* BEGIN *

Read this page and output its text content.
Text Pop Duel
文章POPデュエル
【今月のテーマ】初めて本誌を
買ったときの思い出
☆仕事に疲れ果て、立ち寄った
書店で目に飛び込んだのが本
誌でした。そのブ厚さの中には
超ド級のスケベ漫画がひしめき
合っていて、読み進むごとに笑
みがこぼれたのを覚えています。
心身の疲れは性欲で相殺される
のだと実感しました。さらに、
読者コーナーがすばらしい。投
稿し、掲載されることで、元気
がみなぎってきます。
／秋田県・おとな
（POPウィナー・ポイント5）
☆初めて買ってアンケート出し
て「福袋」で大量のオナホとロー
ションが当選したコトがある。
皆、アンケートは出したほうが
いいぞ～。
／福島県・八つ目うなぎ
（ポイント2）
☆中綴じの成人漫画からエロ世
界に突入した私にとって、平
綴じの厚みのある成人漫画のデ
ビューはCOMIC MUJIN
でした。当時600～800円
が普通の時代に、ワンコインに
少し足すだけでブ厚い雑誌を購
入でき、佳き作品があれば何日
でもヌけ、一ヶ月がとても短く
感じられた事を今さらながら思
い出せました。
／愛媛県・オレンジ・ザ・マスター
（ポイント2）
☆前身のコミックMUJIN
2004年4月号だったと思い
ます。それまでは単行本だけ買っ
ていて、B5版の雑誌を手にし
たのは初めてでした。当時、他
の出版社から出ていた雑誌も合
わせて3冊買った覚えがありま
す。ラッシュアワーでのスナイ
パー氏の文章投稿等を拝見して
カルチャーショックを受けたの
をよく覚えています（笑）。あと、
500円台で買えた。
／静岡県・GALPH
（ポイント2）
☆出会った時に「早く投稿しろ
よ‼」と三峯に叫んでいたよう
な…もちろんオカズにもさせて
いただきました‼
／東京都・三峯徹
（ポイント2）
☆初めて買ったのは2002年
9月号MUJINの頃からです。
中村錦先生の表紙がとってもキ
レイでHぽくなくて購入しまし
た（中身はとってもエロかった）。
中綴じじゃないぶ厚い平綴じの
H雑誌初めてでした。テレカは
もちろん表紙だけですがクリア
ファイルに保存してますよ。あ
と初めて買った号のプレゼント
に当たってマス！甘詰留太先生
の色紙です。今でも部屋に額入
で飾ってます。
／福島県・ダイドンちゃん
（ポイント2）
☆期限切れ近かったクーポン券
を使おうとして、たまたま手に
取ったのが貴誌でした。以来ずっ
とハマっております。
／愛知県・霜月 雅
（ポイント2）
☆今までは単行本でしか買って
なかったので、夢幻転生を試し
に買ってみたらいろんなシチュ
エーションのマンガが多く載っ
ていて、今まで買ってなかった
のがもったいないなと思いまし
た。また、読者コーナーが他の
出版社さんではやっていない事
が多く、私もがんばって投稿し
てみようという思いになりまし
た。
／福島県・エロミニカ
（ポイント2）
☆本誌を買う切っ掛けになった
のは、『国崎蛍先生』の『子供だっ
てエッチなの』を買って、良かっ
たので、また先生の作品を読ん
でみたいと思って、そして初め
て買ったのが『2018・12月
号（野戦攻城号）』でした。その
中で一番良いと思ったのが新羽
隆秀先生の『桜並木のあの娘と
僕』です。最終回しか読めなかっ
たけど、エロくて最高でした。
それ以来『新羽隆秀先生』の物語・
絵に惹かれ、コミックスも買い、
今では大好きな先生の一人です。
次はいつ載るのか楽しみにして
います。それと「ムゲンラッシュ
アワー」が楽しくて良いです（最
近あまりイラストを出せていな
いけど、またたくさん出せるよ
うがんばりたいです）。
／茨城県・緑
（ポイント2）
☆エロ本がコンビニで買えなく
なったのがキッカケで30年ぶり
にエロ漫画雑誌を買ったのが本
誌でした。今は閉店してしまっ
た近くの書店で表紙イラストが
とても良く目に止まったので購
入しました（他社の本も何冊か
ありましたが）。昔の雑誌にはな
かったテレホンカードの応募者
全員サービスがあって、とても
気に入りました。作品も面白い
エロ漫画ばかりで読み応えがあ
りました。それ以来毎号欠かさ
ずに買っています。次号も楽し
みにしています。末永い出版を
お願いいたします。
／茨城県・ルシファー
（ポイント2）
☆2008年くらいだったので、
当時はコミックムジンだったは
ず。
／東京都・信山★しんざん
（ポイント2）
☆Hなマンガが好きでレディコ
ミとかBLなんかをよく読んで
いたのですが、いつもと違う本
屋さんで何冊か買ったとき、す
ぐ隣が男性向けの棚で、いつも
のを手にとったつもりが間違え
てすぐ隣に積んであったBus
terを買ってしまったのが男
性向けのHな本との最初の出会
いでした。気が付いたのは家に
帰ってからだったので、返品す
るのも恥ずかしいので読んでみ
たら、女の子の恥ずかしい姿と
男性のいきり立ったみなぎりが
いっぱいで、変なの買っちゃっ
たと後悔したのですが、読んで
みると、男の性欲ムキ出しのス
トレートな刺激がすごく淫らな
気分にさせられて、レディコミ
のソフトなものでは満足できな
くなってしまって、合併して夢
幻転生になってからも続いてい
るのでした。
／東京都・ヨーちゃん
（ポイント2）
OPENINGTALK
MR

* END *

◆ Problem requirements
Reproduce the material precisely, including every line.

◆ Written answer
Read this page and output its text content.
Text Pop Duel
文章POPデュエル
【今月のテーマ】初めて本誌を
買ったときの思い出
☆仕事に疲れ果て、立ち寄った
書店で目に飛び込んだのが本
誌でした。そのブ厚さの中には
超ド級のスケベ漫画がひしめき
合っていて、読み進むごとに笑
みがこぼれたのを覚えています。
心身の疲れは性欲で相殺される
のだと実感しました。さらに、
読者コーナーがすばらしい。投
稿し、掲載されることで、元気
がみなぎってきます。
／秋田県・おとな
（POPウィナー・ポイント5）
☆初めて買ってアンケート出し
て「福袋」で大量のオナホとロー
ションが当選したコトがある。
皆、アンケートは出したほうが
いいぞ～。
／福島県・八つ目うなぎ
（ポイント2）
☆中綴じの成人漫画からエロ世
界に突入した私にとって、平
綴じの厚みのある成人漫画のデ
ビューはCOMIC MUJIN
でした。当時600～800円
が普通の時代に、ワンコインに
少し足すだけでブ厚い雑誌を購
入でき、佳き作品があれば何日
でもヌけ、一ヶ月がとても短く
感じられた事を今さらながら思
い出せました。
／愛媛県・オレンジ・ザ・マスター
（ポイント2）
☆前身のコミックMUJIN
2004年4月号だったと思い
ます。それまでは単行本だけ買っ
ていて、B5版の雑誌を手にし
たのは初めてでした。当時、他
の出版社から出ていた雑誌も合
わせて3冊買った覚えがありま
す。ラッシュアワーでのスナイ
パー氏の文章投稿等を拝見して
カルチャーショックを受けたの
をよく覚えています（笑）。あと、
500円台で買えた。
／静岡県・GALPH
（ポイント2）
☆出会った時に「早く投稿しろ
よ‼」と三峯に叫んでいたよう
な…もちろんオカズにもさせて
いただきました‼
／東京都・三峯徹
（ポイント2）
☆初めて買ったのは2002年
9月号MUJINの頃からです。
中村錦先生の表紙がとってもキ
レイでHぽくなくて購入しまし
た（中身はとってもエロかった）。
中綴じじゃないぶ厚い平綴じの
H雑誌初めてでした。テレカは
もちろん表紙だけですがクリア
ファイルに保存してますよ。あ
と初めて買った号のプレゼント
に当たってマス！甘詰留太先生
の色紙です。今でも部屋に額入
で飾ってます。
／福島県・ダイドンちゃん
（ポイント2）
☆期限切れ近かったクーポン券
を使おうとして、たまたま手に
取ったのが貴誌でした。以来ずっ
とハマっております。
／愛知県・霜月 雅
（ポイント2）
☆今までは単行本でしか買って
なかったので、夢幻転生を試し
に買ってみたらいろんなシチュ
エーションのマンガが多く載っ
ていて、今まで買ってなかった
のがもったいないなと思いまし
た。また、読者コーナーが他の
出版社さんではやっていない事
が多く、私もがんばって投稿し
てみようという思いになりまし
た。
／福島県・エロミニカ
（ポイント2）
☆本誌を買う切っ掛けになった
のは、『国崎蛍先生』の『子供だっ
てエッチなの』を買って、良かっ
たので、また先生の作品を読ん
でみたいと思って、そして初め
て買ったのが『2018・12月
号（野戦攻城号）』でした。その
中で一番良いと思ったのが新羽
隆秀先生の『桜並木のあの娘と
僕』です。最終回しか読めなかっ
たけど、エロくて最高でした。
それ以来『新羽隆秀先生』の物語・
絵に惹かれ、コミックスも買い、
今では大好きな先生の一人です。
次はいつ載るのか楽しみにして
います。それと「ムゲンラッシュ
アワー」が楽しくて良いです（最
近あまりイラストを出せていな
いけど、またたくさん出せるよ
うがんばりたいです）。
／茨城県・緑
（ポイント2）
☆エロ本がコンビニで買えなく
なったのがキッカケで30年ぶり
にエロ漫画雑誌を買ったのが本
誌でした。今は閉店してしまっ
た近くの書店で表紙イラストが
とても良く目に止まったので購
入しました（他社の本も何冊か
ありましたが）。昔の雑誌にはな
かったテレホンカードの応募者
全員サービスがあって、とても
気に入りました。作品も面白い
エロ漫画ばかりで読み応えがあ
りました。それ以来毎号欠かさ
ずに買っています。次号も楽し
みにしています。末永い出版を
お願いいたします。
／茨城県・ルシファー
（ポイント2）
☆2008年くらいだったので、
当時はコミックムジンだったは
ず。
／東京都・信山★しんざん
（ポイント2）
☆Hなマンガが好きでレディコ
ミとかBLなんかをよく読んで
いたのですが、いつもと違う本
屋さんで何冊か買ったとき、す
ぐ隣が男性向けの棚で、いつも
のを手にとったつもりが間違え
てすぐ隣に積んであったBus
terを買ってしまったのが男
性向けのHな本との最初の出会
いでした。気が付いたのは家に
帰ってからだったので、返品す
るのも恥ずかしいので読んでみ
たら、女の子の恥ずかしい姿と
男性のいきり立ったみなぎりが
いっぱいで、変なの買っちゃっ
たと後悔したのですが、読んで
みると、男の性欲ムキ出しのス
トレートな刺激がすごく淫らな
気分にさせられて、レディコミ
のソフトなものでは満足できな
くなってしまって、合併して夢
幻転生になってからも続いてい
るのでした。
／東京都・ヨーちゃん
（ポイント2）
OPENINGTALK
MR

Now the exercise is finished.